▸ TASK DESCRIPTION:
Each line below is to be written out in full, exactly as shown.

▸ Collection entries:
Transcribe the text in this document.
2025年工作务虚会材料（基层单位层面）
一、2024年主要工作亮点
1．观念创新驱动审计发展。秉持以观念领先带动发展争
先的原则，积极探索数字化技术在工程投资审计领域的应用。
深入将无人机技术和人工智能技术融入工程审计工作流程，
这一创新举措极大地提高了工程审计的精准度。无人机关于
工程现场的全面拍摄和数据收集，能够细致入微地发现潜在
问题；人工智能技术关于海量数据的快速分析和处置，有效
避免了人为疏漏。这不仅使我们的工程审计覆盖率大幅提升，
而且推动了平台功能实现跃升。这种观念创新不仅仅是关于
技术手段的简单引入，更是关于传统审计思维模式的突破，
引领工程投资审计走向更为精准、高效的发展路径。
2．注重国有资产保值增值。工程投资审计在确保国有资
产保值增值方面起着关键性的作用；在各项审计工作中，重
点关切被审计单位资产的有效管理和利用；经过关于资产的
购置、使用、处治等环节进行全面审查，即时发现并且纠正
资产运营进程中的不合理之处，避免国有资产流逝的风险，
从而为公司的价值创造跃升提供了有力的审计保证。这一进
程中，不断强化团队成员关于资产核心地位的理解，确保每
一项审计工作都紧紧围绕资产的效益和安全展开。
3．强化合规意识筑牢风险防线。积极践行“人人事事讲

▸ SOLUTION TO THIS EXERCISE:
Transcribe the text in this document.
2025年工作务虚会材料（基层单位层面）
一、2024年主要工作亮点
1．观念创新驱动审计发展。秉持以观念领先带动发展争
先的原则，积极探索数字化技术在工程投资审计领域的应用。
深入将无人机技术和人工智能技术融入工程审计工作流程，
这一创新举措极大地提高了工程审计的精准度。无人机关于
工程现场的全面拍摄和数据收集，能够细致入微地发现潜在
问题；人工智能技术关于海量数据的快速分析和处置，有效
避免了人为疏漏。这不仅使我们的工程审计覆盖率大幅提升，
而且推动了平台功能实现跃升。这种观念创新不仅仅是关于
技术手段的简单引入，更是关于传统审计思维模式的突破，
引领工程投资审计走向更为精准、高效的发展路径。
2．注重国有资产保值增值。工程投资审计在确保国有资
产保值增值方面起着关键性的作用；在各项审计工作中，重
点关切被审计单位资产的有效管理和利用；经过关于资产的
购置、使用、处治等环节进行全面审查，即时发现并且纠正
资产运营进程中的不合理之处，避免国有资产流逝的风险，
从而为公司的价值创造跃升提供了有力的审计保证。这一进
程中，不断强化团队成员关于资产核心地位的理解，确保每
一项审计工作都紧紧围绕资产的效益和安全展开。
3．强化合规意识筑牢风险防线。积极践行“人人事事讲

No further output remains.